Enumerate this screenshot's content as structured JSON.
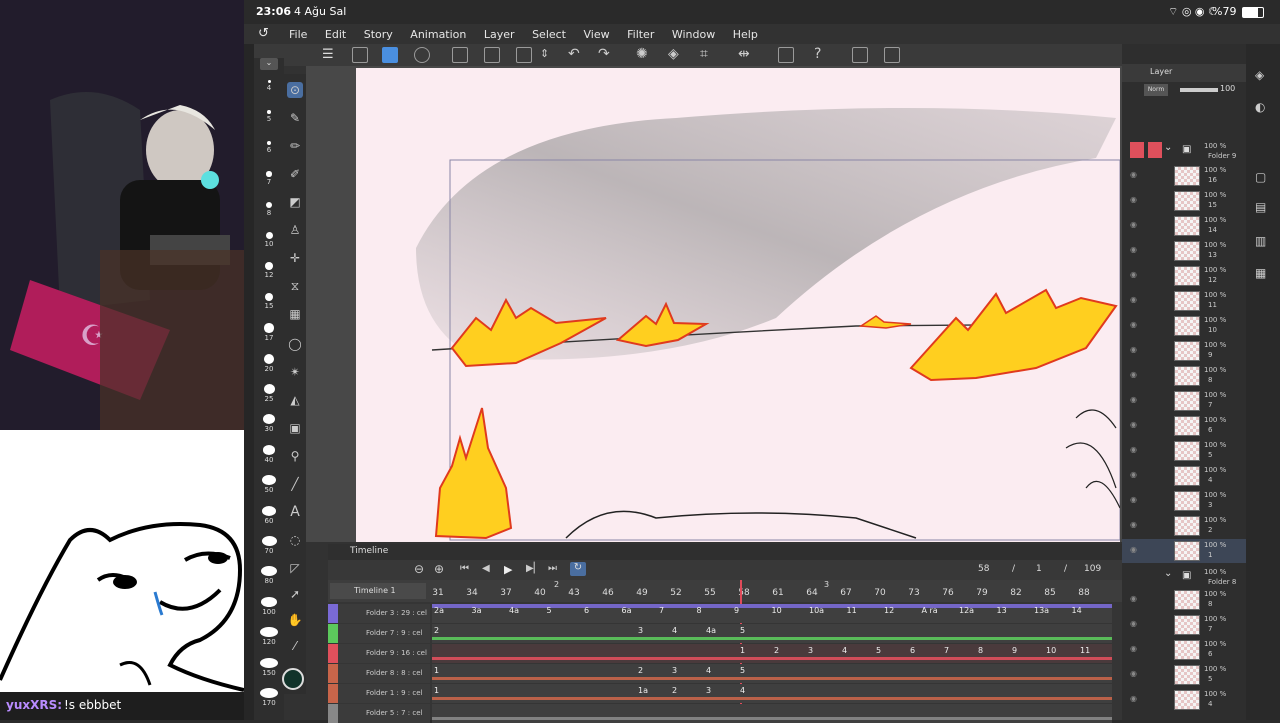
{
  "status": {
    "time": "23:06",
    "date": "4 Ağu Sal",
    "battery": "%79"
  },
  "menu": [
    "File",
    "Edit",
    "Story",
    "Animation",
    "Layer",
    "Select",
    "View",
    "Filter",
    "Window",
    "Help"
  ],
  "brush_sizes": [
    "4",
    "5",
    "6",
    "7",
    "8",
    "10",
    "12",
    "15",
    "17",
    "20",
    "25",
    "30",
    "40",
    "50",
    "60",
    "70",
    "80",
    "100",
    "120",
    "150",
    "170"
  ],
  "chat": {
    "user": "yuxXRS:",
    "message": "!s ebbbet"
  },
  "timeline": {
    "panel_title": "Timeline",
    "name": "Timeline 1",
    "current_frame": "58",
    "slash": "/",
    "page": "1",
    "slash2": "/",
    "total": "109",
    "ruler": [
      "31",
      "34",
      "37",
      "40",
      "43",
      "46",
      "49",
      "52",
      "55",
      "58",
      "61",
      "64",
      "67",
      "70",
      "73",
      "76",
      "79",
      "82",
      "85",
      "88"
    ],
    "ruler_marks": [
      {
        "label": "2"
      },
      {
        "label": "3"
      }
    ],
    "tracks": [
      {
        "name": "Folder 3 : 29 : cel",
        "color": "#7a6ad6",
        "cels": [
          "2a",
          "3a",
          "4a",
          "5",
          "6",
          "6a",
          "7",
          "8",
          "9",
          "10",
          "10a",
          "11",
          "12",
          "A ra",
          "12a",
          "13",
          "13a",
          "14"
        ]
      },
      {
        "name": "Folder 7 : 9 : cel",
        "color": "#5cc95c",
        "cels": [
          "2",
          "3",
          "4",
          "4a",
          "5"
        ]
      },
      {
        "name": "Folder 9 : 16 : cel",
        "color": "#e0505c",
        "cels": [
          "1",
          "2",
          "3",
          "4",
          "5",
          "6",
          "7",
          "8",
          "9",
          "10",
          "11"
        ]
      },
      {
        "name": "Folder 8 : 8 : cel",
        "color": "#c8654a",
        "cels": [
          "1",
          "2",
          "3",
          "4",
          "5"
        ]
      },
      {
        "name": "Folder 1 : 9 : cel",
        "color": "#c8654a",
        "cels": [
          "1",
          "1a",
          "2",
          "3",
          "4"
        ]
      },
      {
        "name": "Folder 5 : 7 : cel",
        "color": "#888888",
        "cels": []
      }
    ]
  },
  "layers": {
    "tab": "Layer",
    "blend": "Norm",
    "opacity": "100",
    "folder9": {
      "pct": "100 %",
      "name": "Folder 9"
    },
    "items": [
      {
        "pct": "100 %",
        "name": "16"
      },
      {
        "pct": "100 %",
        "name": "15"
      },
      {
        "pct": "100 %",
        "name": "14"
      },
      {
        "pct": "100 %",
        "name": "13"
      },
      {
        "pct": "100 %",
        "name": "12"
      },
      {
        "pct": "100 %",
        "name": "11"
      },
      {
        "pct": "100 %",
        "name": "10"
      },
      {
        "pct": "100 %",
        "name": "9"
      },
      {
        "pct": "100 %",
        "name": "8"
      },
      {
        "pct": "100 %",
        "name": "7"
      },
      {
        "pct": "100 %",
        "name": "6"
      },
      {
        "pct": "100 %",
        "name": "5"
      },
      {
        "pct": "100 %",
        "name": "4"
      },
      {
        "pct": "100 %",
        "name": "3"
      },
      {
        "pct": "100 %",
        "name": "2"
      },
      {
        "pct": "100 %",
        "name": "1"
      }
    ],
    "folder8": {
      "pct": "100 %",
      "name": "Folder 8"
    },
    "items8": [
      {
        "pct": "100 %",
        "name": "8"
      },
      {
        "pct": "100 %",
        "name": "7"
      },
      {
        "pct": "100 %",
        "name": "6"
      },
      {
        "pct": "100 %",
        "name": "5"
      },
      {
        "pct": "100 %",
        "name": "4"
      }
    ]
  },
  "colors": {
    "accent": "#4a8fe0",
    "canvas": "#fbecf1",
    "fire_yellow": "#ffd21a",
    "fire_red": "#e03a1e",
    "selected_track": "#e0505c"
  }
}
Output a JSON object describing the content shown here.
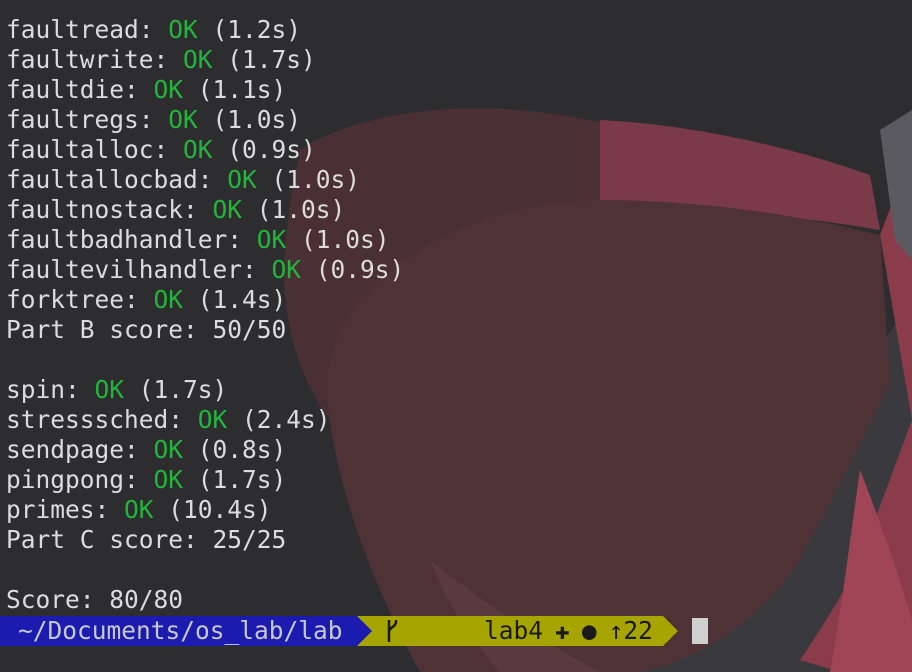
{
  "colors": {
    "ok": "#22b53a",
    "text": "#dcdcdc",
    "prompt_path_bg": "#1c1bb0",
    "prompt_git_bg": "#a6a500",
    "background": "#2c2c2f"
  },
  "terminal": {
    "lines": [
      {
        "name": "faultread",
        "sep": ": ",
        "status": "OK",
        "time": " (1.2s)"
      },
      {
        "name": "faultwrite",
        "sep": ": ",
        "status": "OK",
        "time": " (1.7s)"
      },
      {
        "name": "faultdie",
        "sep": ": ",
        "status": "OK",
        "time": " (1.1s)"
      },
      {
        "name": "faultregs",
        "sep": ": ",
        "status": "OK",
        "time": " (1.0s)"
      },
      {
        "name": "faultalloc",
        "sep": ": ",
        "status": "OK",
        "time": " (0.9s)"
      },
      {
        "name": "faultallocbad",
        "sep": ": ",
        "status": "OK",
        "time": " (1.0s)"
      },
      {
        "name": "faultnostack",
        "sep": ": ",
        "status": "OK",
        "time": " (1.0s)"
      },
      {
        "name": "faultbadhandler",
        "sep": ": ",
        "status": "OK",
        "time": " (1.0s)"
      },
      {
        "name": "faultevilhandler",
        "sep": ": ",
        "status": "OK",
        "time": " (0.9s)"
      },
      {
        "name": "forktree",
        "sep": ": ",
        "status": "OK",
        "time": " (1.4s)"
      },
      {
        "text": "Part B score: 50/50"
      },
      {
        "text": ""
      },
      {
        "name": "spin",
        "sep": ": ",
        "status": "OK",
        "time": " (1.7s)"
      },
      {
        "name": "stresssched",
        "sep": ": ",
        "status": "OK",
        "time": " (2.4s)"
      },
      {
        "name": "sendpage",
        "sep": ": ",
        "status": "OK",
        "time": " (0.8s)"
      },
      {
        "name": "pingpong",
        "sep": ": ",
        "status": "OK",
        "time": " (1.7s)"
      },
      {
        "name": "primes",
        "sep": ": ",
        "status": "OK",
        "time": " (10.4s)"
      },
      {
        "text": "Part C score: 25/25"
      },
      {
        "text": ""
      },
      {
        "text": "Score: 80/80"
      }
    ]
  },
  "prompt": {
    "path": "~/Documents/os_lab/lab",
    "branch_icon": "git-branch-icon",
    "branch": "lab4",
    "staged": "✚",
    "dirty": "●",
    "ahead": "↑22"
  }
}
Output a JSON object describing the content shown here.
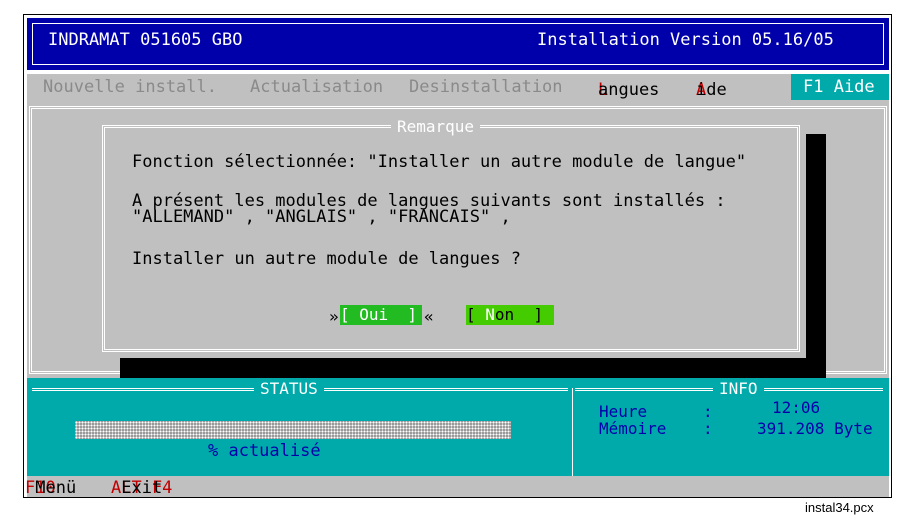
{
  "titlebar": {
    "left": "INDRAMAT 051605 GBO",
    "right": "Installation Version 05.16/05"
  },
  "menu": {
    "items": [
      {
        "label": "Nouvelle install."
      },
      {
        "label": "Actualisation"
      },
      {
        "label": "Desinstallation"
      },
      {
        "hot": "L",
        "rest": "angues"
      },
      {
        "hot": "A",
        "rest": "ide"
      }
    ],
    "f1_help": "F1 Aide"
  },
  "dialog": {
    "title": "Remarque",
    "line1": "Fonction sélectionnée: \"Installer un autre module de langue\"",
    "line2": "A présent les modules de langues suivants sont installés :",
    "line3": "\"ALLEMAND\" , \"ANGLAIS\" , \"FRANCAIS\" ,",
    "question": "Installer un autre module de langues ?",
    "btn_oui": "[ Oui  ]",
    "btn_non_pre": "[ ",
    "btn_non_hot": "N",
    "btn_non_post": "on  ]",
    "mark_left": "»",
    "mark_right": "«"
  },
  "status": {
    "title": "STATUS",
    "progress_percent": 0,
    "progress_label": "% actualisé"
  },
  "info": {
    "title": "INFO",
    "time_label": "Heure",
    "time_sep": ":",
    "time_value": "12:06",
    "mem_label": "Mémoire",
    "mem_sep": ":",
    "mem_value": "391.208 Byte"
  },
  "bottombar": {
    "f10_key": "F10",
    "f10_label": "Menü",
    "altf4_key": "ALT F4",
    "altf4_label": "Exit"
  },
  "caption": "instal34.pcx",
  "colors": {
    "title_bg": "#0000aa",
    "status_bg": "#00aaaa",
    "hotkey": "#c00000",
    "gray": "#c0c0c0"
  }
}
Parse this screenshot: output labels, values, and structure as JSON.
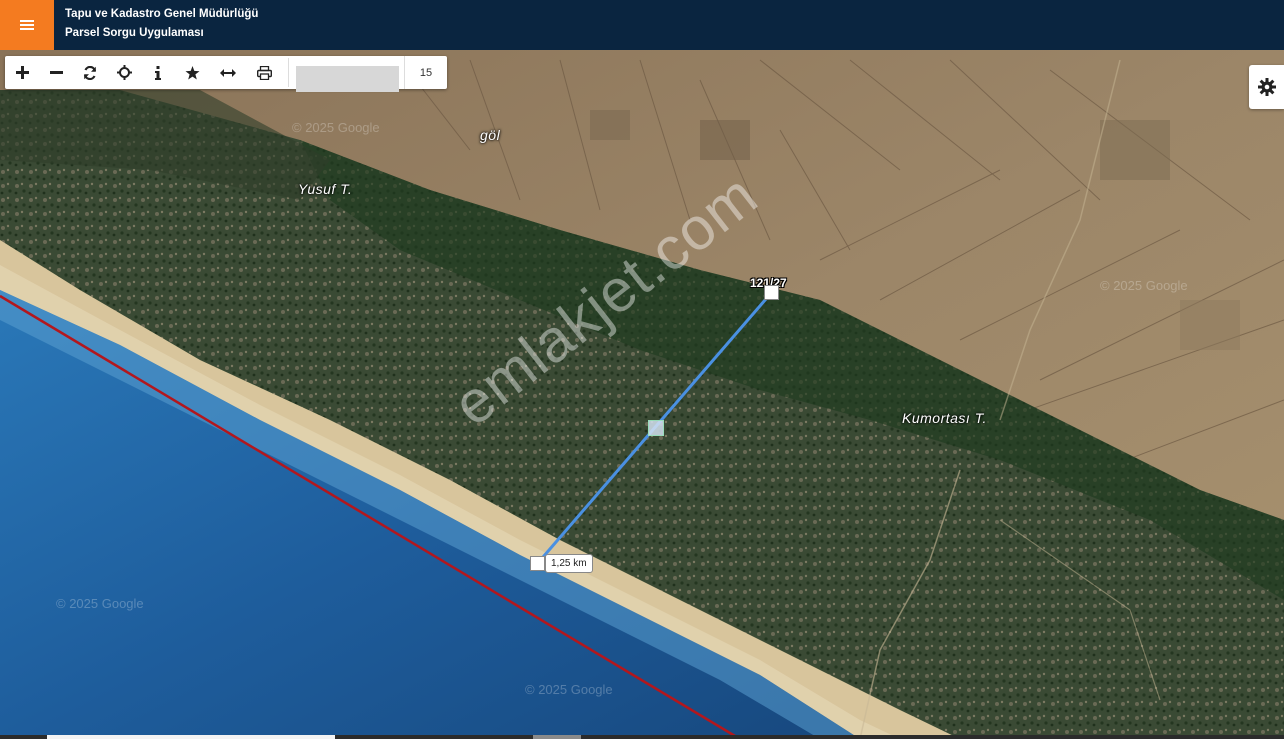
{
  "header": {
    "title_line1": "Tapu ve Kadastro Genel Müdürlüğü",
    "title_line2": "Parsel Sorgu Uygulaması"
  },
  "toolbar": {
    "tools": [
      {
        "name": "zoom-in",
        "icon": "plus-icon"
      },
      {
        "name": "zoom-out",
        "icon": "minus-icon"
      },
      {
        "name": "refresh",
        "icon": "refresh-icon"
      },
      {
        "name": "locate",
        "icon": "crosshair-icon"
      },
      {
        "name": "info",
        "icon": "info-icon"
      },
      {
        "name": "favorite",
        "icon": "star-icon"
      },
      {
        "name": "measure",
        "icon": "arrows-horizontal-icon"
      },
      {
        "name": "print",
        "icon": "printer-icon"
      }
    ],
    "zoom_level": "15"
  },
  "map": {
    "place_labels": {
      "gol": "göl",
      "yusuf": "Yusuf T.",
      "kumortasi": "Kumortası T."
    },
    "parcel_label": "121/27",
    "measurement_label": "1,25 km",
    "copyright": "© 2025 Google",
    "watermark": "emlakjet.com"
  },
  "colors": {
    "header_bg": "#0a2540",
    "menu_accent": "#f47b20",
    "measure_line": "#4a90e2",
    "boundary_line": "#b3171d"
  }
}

[Task instructions]
Look through the entries above; copy every line holding the string "autre".

[In response]
    "line1": "Fonction sélectionnée: \"Installer un autre module de langue\"",
    "question": "Installer un autre module de langues ?",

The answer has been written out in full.